**AIM**
Restate, word for word, all of the material shown below.

== INPUT RECORDS

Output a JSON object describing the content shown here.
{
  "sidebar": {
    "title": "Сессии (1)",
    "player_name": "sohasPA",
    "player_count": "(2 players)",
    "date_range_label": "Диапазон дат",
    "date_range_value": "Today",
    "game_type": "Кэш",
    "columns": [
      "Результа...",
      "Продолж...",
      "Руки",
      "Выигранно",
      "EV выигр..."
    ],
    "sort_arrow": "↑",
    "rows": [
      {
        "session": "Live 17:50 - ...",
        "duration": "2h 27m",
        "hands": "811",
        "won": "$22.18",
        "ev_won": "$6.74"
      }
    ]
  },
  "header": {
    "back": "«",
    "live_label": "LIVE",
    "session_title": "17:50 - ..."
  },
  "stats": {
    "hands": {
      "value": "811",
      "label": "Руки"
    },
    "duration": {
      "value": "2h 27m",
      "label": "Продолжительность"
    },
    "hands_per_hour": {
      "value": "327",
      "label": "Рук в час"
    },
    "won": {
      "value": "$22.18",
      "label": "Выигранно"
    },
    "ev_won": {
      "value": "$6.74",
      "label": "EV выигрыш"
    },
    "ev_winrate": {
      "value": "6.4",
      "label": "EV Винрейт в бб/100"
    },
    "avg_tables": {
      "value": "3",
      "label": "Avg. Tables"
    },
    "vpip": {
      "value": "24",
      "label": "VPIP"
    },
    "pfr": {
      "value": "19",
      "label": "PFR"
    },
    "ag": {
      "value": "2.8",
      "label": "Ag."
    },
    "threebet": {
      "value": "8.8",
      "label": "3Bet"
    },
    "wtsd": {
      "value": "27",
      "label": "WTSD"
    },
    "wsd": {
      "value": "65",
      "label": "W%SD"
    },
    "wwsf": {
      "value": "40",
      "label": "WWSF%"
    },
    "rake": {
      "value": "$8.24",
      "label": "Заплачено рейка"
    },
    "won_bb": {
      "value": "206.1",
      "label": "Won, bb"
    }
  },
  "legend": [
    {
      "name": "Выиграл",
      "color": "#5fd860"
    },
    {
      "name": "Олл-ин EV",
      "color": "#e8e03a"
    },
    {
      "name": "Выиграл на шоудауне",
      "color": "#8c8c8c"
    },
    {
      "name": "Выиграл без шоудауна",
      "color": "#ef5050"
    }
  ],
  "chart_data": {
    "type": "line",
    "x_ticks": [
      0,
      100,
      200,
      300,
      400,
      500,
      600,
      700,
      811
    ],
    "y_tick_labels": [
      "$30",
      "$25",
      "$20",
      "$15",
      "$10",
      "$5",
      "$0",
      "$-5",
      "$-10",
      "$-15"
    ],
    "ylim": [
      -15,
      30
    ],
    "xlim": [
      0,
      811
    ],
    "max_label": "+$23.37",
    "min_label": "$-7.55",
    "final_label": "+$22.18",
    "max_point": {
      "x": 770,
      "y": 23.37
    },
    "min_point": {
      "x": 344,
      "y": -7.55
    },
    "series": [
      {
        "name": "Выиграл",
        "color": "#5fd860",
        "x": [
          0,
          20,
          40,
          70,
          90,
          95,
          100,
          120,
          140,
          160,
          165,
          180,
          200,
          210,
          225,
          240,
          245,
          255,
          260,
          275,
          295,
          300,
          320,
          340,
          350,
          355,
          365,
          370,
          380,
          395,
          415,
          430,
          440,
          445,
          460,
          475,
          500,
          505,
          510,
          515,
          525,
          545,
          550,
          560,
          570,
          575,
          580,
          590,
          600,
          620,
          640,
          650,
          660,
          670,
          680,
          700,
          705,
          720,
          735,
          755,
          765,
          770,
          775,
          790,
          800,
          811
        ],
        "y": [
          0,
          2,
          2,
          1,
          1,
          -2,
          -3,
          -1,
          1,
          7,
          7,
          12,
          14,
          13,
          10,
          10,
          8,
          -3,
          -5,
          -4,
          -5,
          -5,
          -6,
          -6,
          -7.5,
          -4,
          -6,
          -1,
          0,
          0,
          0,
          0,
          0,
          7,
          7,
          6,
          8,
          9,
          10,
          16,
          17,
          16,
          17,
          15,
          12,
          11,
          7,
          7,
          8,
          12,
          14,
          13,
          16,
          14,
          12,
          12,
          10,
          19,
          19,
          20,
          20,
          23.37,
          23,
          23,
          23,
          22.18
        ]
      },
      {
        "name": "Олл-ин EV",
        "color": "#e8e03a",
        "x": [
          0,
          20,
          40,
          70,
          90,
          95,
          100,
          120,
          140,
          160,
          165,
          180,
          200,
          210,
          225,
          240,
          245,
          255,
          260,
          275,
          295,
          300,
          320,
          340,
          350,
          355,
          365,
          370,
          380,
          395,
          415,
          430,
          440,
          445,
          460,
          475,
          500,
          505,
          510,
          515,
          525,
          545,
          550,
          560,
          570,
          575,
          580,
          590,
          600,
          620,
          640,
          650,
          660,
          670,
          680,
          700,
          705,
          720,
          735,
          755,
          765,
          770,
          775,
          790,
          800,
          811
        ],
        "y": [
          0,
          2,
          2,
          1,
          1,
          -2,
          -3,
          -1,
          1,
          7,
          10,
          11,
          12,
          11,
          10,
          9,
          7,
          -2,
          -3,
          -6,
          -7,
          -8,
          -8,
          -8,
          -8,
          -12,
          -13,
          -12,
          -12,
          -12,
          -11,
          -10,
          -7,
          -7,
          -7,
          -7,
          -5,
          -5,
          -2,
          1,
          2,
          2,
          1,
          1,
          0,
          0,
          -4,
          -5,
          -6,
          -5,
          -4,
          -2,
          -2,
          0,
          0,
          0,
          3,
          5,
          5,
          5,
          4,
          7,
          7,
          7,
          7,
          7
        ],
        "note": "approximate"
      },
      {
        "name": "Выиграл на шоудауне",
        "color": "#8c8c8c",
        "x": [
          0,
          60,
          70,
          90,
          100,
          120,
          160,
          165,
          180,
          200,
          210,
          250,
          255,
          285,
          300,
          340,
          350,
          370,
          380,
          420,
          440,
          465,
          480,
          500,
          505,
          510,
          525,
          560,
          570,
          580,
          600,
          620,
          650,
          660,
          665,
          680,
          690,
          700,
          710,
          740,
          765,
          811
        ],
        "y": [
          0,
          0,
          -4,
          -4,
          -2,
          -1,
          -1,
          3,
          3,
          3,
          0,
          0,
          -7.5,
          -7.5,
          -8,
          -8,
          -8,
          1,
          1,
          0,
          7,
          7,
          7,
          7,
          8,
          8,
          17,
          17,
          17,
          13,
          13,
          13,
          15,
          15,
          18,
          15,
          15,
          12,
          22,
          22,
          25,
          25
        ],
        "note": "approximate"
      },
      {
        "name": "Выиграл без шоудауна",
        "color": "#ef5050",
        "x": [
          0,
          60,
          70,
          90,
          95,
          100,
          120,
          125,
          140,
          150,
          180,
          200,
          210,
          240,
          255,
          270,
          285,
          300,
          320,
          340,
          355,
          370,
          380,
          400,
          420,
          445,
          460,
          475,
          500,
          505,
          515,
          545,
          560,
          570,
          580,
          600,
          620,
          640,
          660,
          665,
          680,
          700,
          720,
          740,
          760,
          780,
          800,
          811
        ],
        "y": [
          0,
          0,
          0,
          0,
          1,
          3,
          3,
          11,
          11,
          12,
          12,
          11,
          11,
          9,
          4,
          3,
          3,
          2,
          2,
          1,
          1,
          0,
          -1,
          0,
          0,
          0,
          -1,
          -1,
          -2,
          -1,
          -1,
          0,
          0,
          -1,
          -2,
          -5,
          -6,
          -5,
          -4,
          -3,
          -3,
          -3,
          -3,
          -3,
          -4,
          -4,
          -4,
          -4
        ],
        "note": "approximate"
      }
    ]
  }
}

====

**RESULT FOR THIS EXERCISE**
Output a JSON object describing the content shown here.
{
  "sidebar": {
    "title": "Сессии (1)",
    "player_name": "sohasPA",
    "player_count": "(2 players)",
    "date_range_label": "Диапазон дат",
    "date_range_value": "Today",
    "game_type": "Кэш",
    "columns": [
      "Результа...",
      "Продолж...",
      "Руки",
      "Выигранно",
      "EV выигр..."
    ],
    "sort_arrow": "↑",
    "rows": [
      {
        "session": "Live 17:50 - ...",
        "duration": "2h 27m",
        "hands": "811",
        "won": "$22.18",
        "ev_won": "$6.74"
      }
    ]
  },
  "header": {
    "back": "«",
    "live_label": "LIVE",
    "session_title": "17:50 - ..."
  },
  "stats": {
    "hands": {
      "value": "811",
      "label": "Руки"
    },
    "duration": {
      "value": "2h 27m",
      "label": "Продолжительность"
    },
    "hands_per_hour": {
      "value": "327",
      "label": "Рук в час"
    },
    "won": {
      "value": "$22.18",
      "label": "Выигранно"
    },
    "ev_won": {
      "value": "$6.74",
      "label": "EV выигрыш"
    },
    "ev_winrate": {
      "value": "6.4",
      "label": "EV Винрейт в бб/100"
    },
    "avg_tables": {
      "value": "3",
      "label": "Avg. Tables"
    },
    "vpip": {
      "value": "24",
      "label": "VPIP"
    },
    "pfr": {
      "value": "19",
      "label": "PFR"
    },
    "ag": {
      "value": "2.8",
      "label": "Ag."
    },
    "threebet": {
      "value": "8.8",
      "label": "3Bet"
    },
    "wtsd": {
      "value": "27",
      "label": "WTSD"
    },
    "wsd": {
      "value": "65",
      "label": "W%SD"
    },
    "wwsf": {
      "value": "40",
      "label": "WWSF%"
    },
    "rake": {
      "value": "$8.24",
      "label": "Заплачено рейка"
    },
    "won_bb": {
      "value": "206.1",
      "label": "Won, bb"
    }
  },
  "legend": [
    {
      "name": "Выиграл",
      "color": "#5fd860"
    },
    {
      "name": "Олл-ин EV",
      "color": "#e8e03a"
    },
    {
      "name": "Выиграл на шоудауне",
      "color": "#8c8c8c"
    },
    {
      "name": "Выиграл без шоудауна",
      "color": "#ef5050"
    }
  ],
  "chart_data": {
    "type": "line",
    "x_ticks": [
      0,
      100,
      200,
      300,
      400,
      500,
      600,
      700,
      811
    ],
    "y_tick_labels": [
      "$30",
      "$25",
      "$20",
      "$15",
      "$10",
      "$5",
      "$0",
      "$-5",
      "$-10",
      "$-15"
    ],
    "ylim": [
      -15,
      30
    ],
    "xlim": [
      0,
      811
    ],
    "max_label": "+$23.37",
    "min_label": "$-7.55",
    "final_label": "+$22.18",
    "max_point": {
      "x": 770,
      "y": 23.37
    },
    "min_point": {
      "x": 344,
      "y": -7.55
    },
    "series": [
      {
        "name": "Выиграл",
        "color": "#5fd860",
        "x": [
          0,
          20,
          40,
          70,
          90,
          95,
          100,
          120,
          140,
          160,
          165,
          180,
          200,
          210,
          225,
          240,
          245,
          255,
          260,
          275,
          295,
          300,
          320,
          340,
          350,
          355,
          365,
          370,
          380,
          395,
          415,
          430,
          440,
          445,
          460,
          475,
          500,
          505,
          510,
          515,
          525,
          545,
          550,
          560,
          570,
          575,
          580,
          590,
          600,
          620,
          640,
          650,
          660,
          670,
          680,
          700,
          705,
          720,
          735,
          755,
          765,
          770,
          775,
          790,
          800,
          811
        ],
        "y": [
          0,
          2,
          2,
          1,
          1,
          -2,
          -3,
          -1,
          1,
          7,
          7,
          12,
          14,
          13,
          10,
          10,
          8,
          -3,
          -5,
          -4,
          -5,
          -5,
          -6,
          -6,
          -7.5,
          -4,
          -6,
          -1,
          0,
          0,
          0,
          0,
          0,
          7,
          7,
          6,
          8,
          9,
          10,
          16,
          17,
          16,
          17,
          15,
          12,
          11,
          7,
          7,
          8,
          12,
          14,
          13,
          16,
          14,
          12,
          12,
          10,
          19,
          19,
          20,
          20,
          23.37,
          23,
          23,
          23,
          22.18
        ]
      },
      {
        "name": "Олл-ин EV",
        "color": "#e8e03a",
        "x": [
          0,
          20,
          40,
          70,
          90,
          95,
          100,
          120,
          140,
          160,
          165,
          180,
          200,
          210,
          225,
          240,
          245,
          255,
          260,
          275,
          295,
          300,
          320,
          340,
          350,
          355,
          365,
          370,
          380,
          395,
          415,
          430,
          440,
          445,
          460,
          475,
          500,
          505,
          510,
          515,
          525,
          545,
          550,
          560,
          570,
          575,
          580,
          590,
          600,
          620,
          640,
          650,
          660,
          670,
          680,
          700,
          705,
          720,
          735,
          755,
          765,
          770,
          775,
          790,
          800,
          811
        ],
        "y": [
          0,
          2,
          2,
          1,
          1,
          -2,
          -3,
          -1,
          1,
          7,
          10,
          11,
          12,
          11,
          10,
          9,
          7,
          -2,
          -3,
          -6,
          -7,
          -8,
          -8,
          -8,
          -8,
          -12,
          -13,
          -12,
          -12,
          -12,
          -11,
          -10,
          -7,
          -7,
          -7,
          -7,
          -5,
          -5,
          -2,
          1,
          2,
          2,
          1,
          1,
          0,
          0,
          -4,
          -5,
          -6,
          -5,
          -4,
          -2,
          -2,
          0,
          0,
          0,
          3,
          5,
          5,
          5,
          4,
          7,
          7,
          7,
          7,
          7
        ],
        "note": "approximate"
      },
      {
        "name": "Выиграл на шоудауне",
        "color": "#8c8c8c",
        "x": [
          0,
          60,
          70,
          90,
          100,
          120,
          160,
          165,
          180,
          200,
          210,
          250,
          255,
          285,
          300,
          340,
          350,
          370,
          380,
          420,
          440,
          465,
          480,
          500,
          505,
          510,
          525,
          560,
          570,
          580,
          600,
          620,
          650,
          660,
          665,
          680,
          690,
          700,
          710,
          740,
          765,
          811
        ],
        "y": [
          0,
          0,
          -4,
          -4,
          -2,
          -1,
          -1,
          3,
          3,
          3,
          0,
          0,
          -7.5,
          -7.5,
          -8,
          -8,
          -8,
          1,
          1,
          0,
          7,
          7,
          7,
          7,
          8,
          8,
          17,
          17,
          17,
          13,
          13,
          13,
          15,
          15,
          18,
          15,
          15,
          12,
          22,
          22,
          25,
          25
        ],
        "note": "approximate"
      },
      {
        "name": "Выиграл без шоудауна",
        "color": "#ef5050",
        "x": [
          0,
          60,
          70,
          90,
          95,
          100,
          120,
          125,
          140,
          150,
          180,
          200,
          210,
          240,
          255,
          270,
          285,
          300,
          320,
          340,
          355,
          370,
          380,
          400,
          420,
          445,
          460,
          475,
          500,
          505,
          515,
          545,
          560,
          570,
          580,
          600,
          620,
          640,
          660,
          665,
          680,
          700,
          720,
          740,
          760,
          780,
          800,
          811
        ],
        "y": [
          0,
          0,
          0,
          0,
          1,
          3,
          3,
          11,
          11,
          12,
          12,
          11,
          11,
          9,
          4,
          3,
          3,
          2,
          2,
          1,
          1,
          0,
          -1,
          0,
          0,
          0,
          -1,
          -1,
          -2,
          -1,
          -1,
          0,
          0,
          -1,
          -2,
          -5,
          -6,
          -5,
          -4,
          -3,
          -3,
          -3,
          -3,
          -3,
          -4,
          -4,
          -4,
          -4
        ],
        "note": "approximate"
      }
    ]
  }
}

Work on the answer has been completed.